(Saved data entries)
..........

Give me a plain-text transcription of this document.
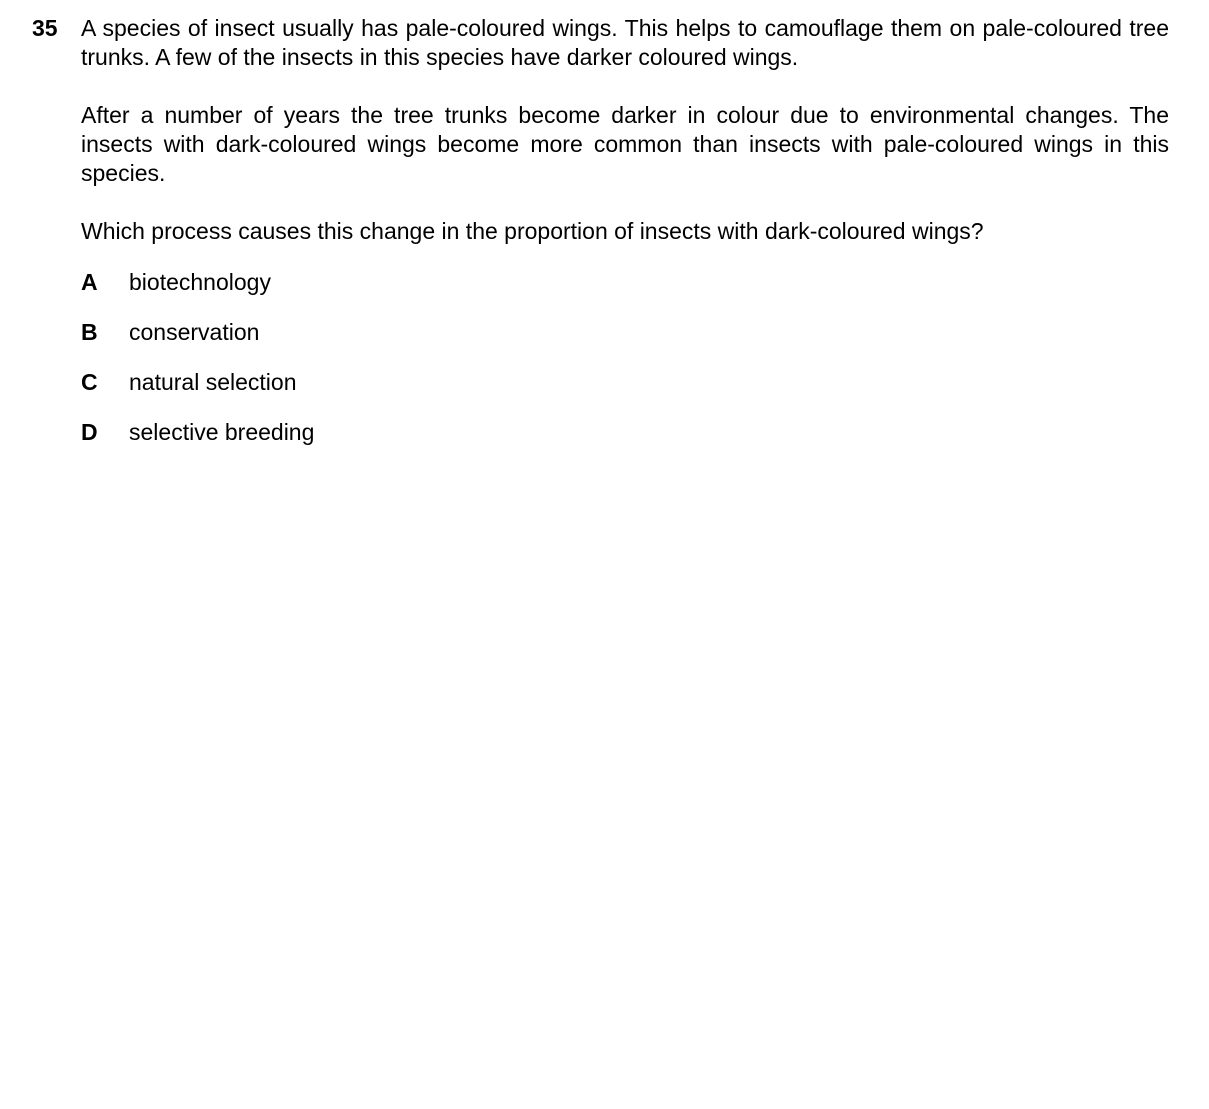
35 A species of insect usually has pale-coloured wings. This helps to camouflage them on pale-coloured tree trunks. A few of the insects in this species have darker coloured wings.

After a number of years the tree trunks become darker in colour due to environmental changes. The insects with dark-coloured wings become more common than insects with pale-coloured wings in this species.

Which process causes this change in the proportion of insects with dark-coloured wings?

A	biotechnology
B	conservation
C	natural selection
D	selective breeding
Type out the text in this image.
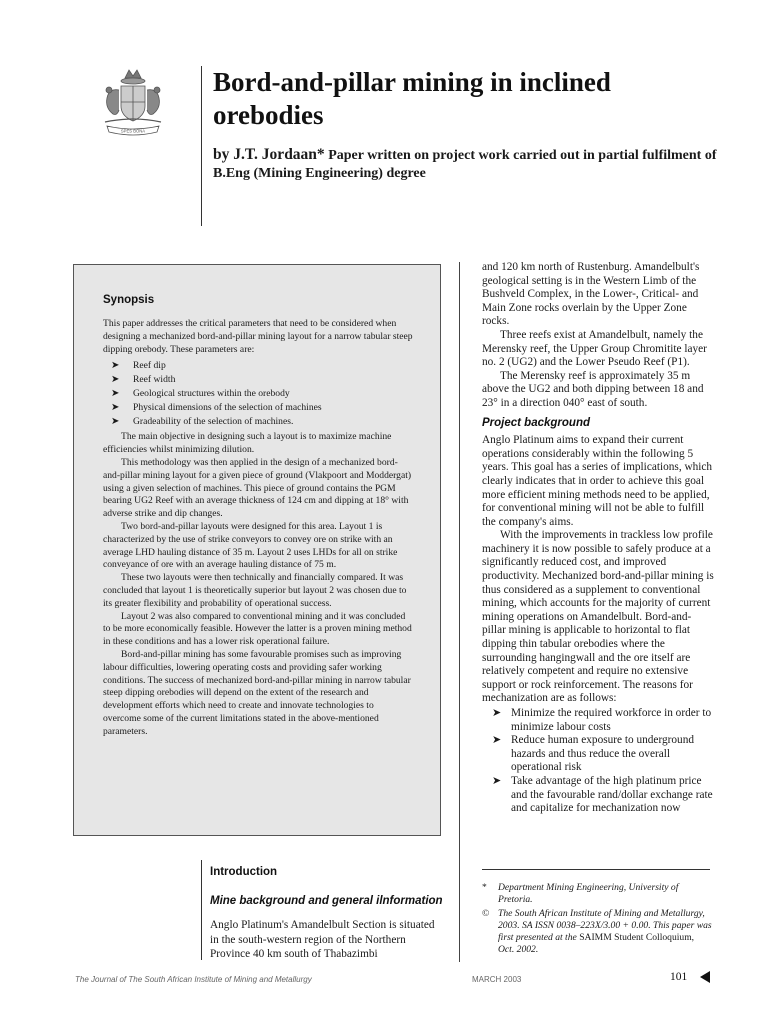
SPES BONA
Bord-and-pillar mining in inclined orebodies
by J.T. Jordaan* Paper written on project work carried out in partial fulfilment of B.Eng (Mining Engineering) degree
Synopsis

This paper addresses the critical parameters that need to be considered when designing a mechanized bord-and-pillar mining layout for a narrow tabular steep dipping orebody. These parameters are:

➤ Reef dip
➤ Reef width
➤ Geological structures within the orebody
➤ Physical dimensions of the selection of machines
➤ Gradeability of the selection of machines.

The main objective in designing such a layout is to maximize machine efficiencies whilst minimizing dilution.

This methodology was then applied in the design of a mechanized bord-and-pillar mining layout for a given piece of ground (Vlakpoort and Moddergat) using a given selection of machines. This piece of ground contains the PGM bearing UG2 Reef with an average thickness of 124 cm and dipping at 18° with adverse strike and dip changes.

Two bord-and-pillar layouts were designed for this area. Layout 1 is characterized by the use of strike conveyors to convey ore on strike with an average LHD hauling distance of 35 m. Layout 2 uses LHDs for all on strike conveyance of ore with an average hauling distance of 75 m.

These two layouts were then technically and financially compared. It was concluded that layout 1 is theoretically superior but layout 2 was chosen due to its greater flexibility and probability of operational success.

Layout 2 was also compared to conventional mining and it was concluded to be more economically feasible. However the latter is a proven mining method in these conditions and has a lower risk operational failure.

Bord-and-pillar mining has some favourable promises such as improving labour difficulties, lowering operating costs and providing safer working conditions. The success of mechanized bord-and-pillar mining in narrow tabular steep dipping orebodies will depend on the extent of the research and development efforts which need to create and innovate technologies to overcome some of the current limitations stated in the above-mentioned parameters.

and 120 km north of Rustenburg. Amandelbult's geological setting is in the Western Limb of the Bushveld Complex, in the Lower-, Critical- and Main Zone rocks overlain by the Upper Zone rocks.

Three reefs exist at Amandelbult, namely the Merensky reef, the Upper Group Chromitite layer no. 2 (UG2) and the Lower Pseudo Reef (P1).

The Merensky reef is approximately 35 m above the UG2 and both dipping between 18 and 23° in a direction 040° east of south.

Project background

Anglo Platinum aims to expand their current operations considerably within the following 5 years. This goal has a series of implications, which clearly indicates that in order to achieve this goal more efficient mining methods need to be applied, for conventional mining will not be able to fulfill the company's aims.

With the improvements in trackless low profile machinery it is now possible to safely produce at a significantly reduced cost, and improved productivity. Mechanized bord-and-pillar mining is thus considered as a supplement to conventional mining, which accounts for the majority of current mining operations on Amandelbult. Bord-and-pillar mining is applicable to horizontal to flat dipping thin tabular orebodies where the surrounding hangingwall and the ore itself are relatively competent and require no extensive support or rock reinforcement. The reasons for mechanization are as follows:

➤ Minimize the required workforce in order to minimize labour costs
➤ Reduce human exposure to underground hazards and thus reduce the overall operational risk
➤ Take advantage of the high platinum price and the favourable rand/dollar exchange rate and capitalize for mechanization now

* Department Mining Engineering, University of Pretoria.

© The South African Institute of Mining and Metallurgy, 2003. SA ISSN 0038–223X/3.00 + 0.00. This paper was first presented at the SAIMM Student Colloquium, Oct. 2002.

Introduction
Mine background and general ilnformation

Anglo Platinum's Amandelbult Section is situated in the south-western region of the Northern Province 40 km south of Thabazimbi

The Journal of The South African Institute of Mining and Metallurgy	MARCH 2003	101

..........

## Exercise prompt
Repeat all the records above exactly, leaving out any pictures.

## Exercise output
Give me a plain-text transcription of this document.
35 A species of insect usually has pale-coloured wings. This helps to camouflage them on pale-coloured tree trunks. A few of the insects in this species have darker coloured wings.

After a number of years the tree trunks become darker in colour due to environmental changes. The insects with dark-coloured wings become more common than insects with pale-coloured wings in this species.

Which process causes this change in the proportion of insects with dark-coloured wings?

A	biotechnology
B	conservation
C	natural selection
D	selective breeding
Type out the text in this image.
SPES BONA
Bord-and-pillar mining in inclined orebodies
by J.T. Jordaan* Paper written on project work carried out in partial fulfilment of B.Eng (Mining Engineering) degree
Synopsis

This paper addresses the critical parameters that need to be considered when designing a mechanized bord-and-pillar mining layout for a narrow tabular steep dipping orebody. These parameters are:

➤ Reef dip
➤ Reef width
➤ Geological structures within the orebody
➤ Physical dimensions of the selection of machines
➤ Gradeability of the selection of machines.

The main objective in designing such a layout is to maximize machine efficiencies whilst minimizing dilution.

This methodology was then applied in the design of a mechanized bord-and-pillar mining layout for a given piece of ground (Vlakpoort and Moddergat) using a given selection of machines. This piece of ground contains the PGM bearing UG2 Reef with an average thickness of 124 cm and dipping at 18° with adverse strike and dip changes.

Two bord-and-pillar layouts were designed for this area. Layout 1 is characterized by the use of strike conveyors to convey ore on strike with an average LHD hauling distance of 35 m. Layout 2 uses LHDs for all on strike conveyance of ore with an average hauling distance of 75 m.

These two layouts were then technically and financially compared. It was concluded that layout 1 is theoretically superior but layout 2 was chosen due to its greater flexibility and probability of operational success.

Layout 2 was also compared to conventional mining and it was concluded to be more economically feasible. However the latter is a proven mining method in these conditions and has a lower risk operational failure.

Bord-and-pillar mining has some favourable promises such as improving labour difficulties, lowering operating costs and providing safer working conditions. The success of mechanized bord-and-pillar mining in narrow tabular steep dipping orebodies will depend on the extent of the research and development efforts which need to create and innovate technologies to overcome some of the current limitations stated in the above-mentioned parameters.

and 120 km north of Rustenburg. Amandelbult's geological setting is in the Western Limb of the Bushveld Complex, in the Lower-, Critical- and Main Zone rocks overlain by the Upper Zone rocks.

Three reefs exist at Amandelbult, namely the Merensky reef, the Upper Group Chromitite layer no. 2 (UG2) and the Lower Pseudo Reef (P1).

The Merensky reef is approximately 35 m above the UG2 and both dipping between 18 and 23° in a direction 040° east of south.

Project background

Anglo Platinum aims to expand their current operations considerably within the following 5 years. This goal has a series of implications, which clearly indicates that in order to achieve this goal more efficient mining methods need to be applied, for conventional mining will not be able to fulfill the company's aims.

With the improvements in trackless low profile machinery it is now possible to safely produce at a significantly reduced cost, and improved productivity. Mechanized bord-and-pillar mining is thus considered as a supplement to conventional mining, which accounts for the majority of current mining operations on Amandelbult. Bord-and-pillar mining is applicable to horizontal to flat dipping thin tabular orebodies where the surrounding hangingwall and the ore itself are relatively competent and require no extensive support or rock reinforcement. The reasons for mechanization are as follows:

➤ Minimize the required workforce in order to minimize labour costs
➤ Reduce human exposure to underground hazards and thus reduce the overall operational risk
➤ Take advantage of the high platinum price and the favourable rand/dollar exchange rate and capitalize for mechanization now

* Department Mining Engineering, University of Pretoria.

© The South African Institute of Mining and Metallurgy, 2003. SA ISSN 0038–223X/3.00 + 0.00. This paper was first presented at the SAIMM Student Colloquium, Oct. 2002.

Introduction
Mine background and general ilnformation

Anglo Platinum's Amandelbult Section is situated in the south-western region of the Northern Province 40 km south of Thabazimbi

The Journal of The South African Institute of Mining and Metallurgy	MARCH 2003	101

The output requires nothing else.